[Part of a data file]
· · ·

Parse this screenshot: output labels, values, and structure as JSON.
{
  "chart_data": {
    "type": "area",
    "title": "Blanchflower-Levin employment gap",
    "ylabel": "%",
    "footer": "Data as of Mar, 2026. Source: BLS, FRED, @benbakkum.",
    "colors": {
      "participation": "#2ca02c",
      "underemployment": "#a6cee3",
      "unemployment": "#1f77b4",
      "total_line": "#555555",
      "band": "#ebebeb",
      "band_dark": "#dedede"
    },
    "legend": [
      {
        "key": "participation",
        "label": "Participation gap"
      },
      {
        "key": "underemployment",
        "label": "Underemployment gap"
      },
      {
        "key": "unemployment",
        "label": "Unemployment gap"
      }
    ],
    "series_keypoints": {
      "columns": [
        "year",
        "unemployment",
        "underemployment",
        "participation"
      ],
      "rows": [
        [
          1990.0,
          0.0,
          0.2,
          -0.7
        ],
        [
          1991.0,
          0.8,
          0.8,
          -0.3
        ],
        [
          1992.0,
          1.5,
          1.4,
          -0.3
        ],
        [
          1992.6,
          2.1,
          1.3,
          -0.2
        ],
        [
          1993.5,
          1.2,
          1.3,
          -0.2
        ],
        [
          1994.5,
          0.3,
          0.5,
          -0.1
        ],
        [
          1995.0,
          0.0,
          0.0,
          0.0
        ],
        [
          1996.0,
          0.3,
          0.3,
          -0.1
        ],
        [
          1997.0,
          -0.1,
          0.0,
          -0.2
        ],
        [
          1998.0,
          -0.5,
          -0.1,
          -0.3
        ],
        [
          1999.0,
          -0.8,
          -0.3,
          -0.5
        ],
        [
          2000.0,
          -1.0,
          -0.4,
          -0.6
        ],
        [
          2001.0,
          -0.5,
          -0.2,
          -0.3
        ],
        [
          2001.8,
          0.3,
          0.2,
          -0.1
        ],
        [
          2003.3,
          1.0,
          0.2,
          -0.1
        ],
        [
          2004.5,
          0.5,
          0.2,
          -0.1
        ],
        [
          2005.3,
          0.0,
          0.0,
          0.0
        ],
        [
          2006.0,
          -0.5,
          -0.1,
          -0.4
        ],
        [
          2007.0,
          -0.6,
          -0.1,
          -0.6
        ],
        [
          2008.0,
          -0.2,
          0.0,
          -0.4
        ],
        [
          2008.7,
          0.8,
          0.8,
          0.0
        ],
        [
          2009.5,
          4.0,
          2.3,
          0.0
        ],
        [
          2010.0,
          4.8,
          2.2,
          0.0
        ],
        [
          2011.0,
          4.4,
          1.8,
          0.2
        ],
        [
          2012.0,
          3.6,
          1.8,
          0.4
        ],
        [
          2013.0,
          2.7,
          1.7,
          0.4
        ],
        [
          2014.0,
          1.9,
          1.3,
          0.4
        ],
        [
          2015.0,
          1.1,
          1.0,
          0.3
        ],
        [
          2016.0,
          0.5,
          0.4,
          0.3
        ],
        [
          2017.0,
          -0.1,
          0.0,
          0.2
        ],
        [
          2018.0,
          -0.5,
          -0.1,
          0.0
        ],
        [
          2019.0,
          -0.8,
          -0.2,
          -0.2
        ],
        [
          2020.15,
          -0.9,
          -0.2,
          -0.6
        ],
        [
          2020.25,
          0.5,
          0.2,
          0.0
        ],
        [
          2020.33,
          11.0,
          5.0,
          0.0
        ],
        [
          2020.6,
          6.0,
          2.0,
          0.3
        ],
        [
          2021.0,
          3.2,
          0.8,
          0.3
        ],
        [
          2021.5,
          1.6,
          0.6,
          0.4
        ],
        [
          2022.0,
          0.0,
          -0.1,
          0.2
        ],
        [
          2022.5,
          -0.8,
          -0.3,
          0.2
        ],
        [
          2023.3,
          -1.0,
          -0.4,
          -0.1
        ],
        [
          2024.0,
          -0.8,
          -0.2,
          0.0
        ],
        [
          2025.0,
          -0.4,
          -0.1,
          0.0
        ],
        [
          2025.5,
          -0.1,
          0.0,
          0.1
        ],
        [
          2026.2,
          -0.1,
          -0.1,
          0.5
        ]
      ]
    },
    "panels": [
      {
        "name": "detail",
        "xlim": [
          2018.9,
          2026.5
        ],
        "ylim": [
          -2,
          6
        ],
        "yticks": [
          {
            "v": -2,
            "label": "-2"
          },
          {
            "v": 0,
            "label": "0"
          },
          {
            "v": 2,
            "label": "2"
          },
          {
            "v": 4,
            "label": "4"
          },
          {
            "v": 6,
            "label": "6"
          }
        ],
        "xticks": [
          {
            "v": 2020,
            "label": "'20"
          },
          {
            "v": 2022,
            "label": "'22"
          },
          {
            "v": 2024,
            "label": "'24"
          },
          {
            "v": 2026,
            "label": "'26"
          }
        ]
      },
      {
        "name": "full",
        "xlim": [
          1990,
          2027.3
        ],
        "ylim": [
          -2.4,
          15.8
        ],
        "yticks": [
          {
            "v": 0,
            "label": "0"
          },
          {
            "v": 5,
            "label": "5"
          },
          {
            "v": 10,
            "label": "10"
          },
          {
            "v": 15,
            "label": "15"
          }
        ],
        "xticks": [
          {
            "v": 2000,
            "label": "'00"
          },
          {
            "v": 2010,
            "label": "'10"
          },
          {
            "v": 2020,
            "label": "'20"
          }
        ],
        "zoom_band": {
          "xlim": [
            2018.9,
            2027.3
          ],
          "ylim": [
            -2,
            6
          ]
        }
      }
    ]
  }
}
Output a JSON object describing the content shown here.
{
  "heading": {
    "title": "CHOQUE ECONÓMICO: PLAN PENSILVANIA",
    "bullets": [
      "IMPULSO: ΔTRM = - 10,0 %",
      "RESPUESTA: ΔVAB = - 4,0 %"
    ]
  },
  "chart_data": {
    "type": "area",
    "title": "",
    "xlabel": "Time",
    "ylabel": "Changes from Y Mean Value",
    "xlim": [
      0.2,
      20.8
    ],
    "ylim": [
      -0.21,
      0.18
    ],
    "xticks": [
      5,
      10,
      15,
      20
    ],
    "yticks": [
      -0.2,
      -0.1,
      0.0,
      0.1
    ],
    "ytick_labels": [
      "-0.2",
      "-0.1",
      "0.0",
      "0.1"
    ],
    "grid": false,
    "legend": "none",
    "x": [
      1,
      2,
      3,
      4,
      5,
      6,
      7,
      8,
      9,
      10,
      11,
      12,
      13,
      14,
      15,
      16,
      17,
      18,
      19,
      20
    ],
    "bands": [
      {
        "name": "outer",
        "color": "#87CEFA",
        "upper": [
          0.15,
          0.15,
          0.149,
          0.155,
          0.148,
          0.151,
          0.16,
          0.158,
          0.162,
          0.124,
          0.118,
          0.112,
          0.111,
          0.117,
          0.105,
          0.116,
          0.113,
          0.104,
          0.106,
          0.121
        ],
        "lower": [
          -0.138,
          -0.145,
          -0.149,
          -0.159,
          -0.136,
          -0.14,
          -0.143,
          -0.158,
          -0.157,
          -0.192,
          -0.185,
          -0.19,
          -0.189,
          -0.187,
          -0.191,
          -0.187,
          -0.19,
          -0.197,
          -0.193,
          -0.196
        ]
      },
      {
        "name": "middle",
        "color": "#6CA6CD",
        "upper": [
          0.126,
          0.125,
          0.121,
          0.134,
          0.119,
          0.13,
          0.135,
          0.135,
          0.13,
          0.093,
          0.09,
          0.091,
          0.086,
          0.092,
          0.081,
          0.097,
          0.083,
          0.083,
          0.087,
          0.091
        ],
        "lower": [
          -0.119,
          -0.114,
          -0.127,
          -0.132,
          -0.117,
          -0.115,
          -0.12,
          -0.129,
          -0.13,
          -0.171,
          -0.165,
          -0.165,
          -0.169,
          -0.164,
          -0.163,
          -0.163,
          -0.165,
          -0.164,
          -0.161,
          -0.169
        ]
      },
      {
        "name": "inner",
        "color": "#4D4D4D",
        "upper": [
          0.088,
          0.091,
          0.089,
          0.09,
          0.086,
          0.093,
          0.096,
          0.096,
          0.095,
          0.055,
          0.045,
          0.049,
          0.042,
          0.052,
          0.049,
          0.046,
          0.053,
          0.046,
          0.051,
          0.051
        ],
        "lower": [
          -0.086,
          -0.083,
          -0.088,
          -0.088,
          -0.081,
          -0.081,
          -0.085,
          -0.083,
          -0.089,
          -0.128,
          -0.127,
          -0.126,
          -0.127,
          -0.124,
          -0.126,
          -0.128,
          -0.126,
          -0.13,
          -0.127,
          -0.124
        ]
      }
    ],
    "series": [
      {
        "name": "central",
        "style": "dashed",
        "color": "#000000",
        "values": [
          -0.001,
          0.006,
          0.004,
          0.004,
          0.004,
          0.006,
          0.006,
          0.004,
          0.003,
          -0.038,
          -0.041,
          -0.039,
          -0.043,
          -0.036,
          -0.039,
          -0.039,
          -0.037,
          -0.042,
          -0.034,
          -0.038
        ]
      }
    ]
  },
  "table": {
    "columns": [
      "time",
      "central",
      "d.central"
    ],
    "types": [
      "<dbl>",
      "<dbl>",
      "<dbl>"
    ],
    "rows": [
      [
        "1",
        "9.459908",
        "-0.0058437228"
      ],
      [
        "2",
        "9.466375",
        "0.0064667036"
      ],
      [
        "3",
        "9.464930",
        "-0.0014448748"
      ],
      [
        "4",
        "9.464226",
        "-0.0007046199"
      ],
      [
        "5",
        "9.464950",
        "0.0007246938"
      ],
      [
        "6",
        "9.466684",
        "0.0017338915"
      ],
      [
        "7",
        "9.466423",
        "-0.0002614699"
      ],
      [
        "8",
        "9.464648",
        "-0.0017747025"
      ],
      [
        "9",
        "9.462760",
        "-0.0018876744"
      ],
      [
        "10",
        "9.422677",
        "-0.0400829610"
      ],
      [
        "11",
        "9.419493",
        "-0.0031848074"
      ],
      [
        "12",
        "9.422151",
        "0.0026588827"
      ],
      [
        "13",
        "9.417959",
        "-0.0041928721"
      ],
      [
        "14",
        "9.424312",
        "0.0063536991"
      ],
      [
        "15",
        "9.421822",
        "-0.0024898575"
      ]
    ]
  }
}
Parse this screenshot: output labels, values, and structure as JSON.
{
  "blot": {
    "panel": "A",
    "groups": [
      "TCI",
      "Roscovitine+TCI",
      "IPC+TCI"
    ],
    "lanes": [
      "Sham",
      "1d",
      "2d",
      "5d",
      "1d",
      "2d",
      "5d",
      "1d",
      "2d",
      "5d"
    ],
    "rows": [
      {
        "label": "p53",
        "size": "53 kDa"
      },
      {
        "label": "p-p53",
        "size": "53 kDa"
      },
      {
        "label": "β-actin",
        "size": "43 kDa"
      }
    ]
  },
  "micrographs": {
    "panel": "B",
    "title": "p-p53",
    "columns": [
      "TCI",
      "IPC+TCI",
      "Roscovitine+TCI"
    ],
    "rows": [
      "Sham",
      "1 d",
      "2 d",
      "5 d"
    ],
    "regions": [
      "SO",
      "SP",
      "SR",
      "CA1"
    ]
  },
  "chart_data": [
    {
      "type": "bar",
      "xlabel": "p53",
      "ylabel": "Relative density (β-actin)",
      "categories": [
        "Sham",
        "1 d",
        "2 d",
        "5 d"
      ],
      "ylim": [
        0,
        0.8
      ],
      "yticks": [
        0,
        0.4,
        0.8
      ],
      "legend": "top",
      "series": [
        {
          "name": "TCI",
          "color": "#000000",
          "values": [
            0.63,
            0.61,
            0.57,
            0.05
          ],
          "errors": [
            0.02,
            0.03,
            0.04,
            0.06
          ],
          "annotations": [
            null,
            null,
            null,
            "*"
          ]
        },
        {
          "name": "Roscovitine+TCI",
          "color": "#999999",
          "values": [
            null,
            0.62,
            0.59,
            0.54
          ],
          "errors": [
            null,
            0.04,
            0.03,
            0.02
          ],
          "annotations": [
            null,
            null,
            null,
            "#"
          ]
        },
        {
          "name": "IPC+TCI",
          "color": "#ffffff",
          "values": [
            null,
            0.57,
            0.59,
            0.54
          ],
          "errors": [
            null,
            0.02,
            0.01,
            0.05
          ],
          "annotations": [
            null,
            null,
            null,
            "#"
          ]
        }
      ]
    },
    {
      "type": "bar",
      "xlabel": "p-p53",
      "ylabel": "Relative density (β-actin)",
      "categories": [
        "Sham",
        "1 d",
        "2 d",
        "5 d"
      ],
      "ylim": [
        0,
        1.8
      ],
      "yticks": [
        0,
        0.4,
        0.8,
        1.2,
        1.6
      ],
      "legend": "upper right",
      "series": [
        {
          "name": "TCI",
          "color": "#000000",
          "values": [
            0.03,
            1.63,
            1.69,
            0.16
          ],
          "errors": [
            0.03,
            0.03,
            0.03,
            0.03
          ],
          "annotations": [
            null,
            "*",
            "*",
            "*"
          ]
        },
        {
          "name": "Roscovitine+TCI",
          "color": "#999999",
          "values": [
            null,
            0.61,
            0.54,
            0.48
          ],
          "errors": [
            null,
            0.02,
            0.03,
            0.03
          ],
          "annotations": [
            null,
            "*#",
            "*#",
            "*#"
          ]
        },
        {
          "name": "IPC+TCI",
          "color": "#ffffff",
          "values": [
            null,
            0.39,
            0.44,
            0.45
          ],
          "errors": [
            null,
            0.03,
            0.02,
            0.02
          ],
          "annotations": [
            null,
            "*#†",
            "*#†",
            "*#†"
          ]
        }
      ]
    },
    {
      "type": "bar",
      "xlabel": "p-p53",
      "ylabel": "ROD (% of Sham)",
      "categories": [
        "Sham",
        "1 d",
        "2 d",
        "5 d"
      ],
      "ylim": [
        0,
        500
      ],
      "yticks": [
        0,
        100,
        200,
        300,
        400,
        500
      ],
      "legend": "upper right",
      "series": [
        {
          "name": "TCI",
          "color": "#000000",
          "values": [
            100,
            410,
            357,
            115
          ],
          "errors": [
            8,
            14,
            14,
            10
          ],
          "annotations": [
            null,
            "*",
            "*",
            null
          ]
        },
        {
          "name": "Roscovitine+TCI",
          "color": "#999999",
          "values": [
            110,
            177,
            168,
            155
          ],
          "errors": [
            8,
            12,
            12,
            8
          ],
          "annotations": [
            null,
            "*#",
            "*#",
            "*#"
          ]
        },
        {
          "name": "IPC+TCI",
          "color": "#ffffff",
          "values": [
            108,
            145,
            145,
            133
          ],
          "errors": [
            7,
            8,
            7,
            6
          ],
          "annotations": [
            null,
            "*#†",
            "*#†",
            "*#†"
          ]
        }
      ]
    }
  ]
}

· · ·

▶ **WHAT TO PRODUCE**
Among these entries, how many lines include the string "title"? Reply with the number by itself.

▶ **OUTPUT**
4